AIM OF THE TASK: Go through the data below. List every line that holds the word "Pennsylvania".

Excerpt from a dataset
⁂
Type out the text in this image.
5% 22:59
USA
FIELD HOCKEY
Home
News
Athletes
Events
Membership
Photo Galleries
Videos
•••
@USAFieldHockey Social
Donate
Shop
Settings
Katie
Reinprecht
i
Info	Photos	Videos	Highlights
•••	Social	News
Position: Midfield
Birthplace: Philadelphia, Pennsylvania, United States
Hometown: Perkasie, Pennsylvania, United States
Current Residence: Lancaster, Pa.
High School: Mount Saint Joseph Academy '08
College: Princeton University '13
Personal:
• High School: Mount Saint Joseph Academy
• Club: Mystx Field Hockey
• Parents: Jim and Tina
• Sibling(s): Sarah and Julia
⁂
SOLUTION FOR THIS EXERCISE:
Birthplace: Philadelphia, Pennsylvania, United States
Hometown: Perkasie, Pennsylvania, United States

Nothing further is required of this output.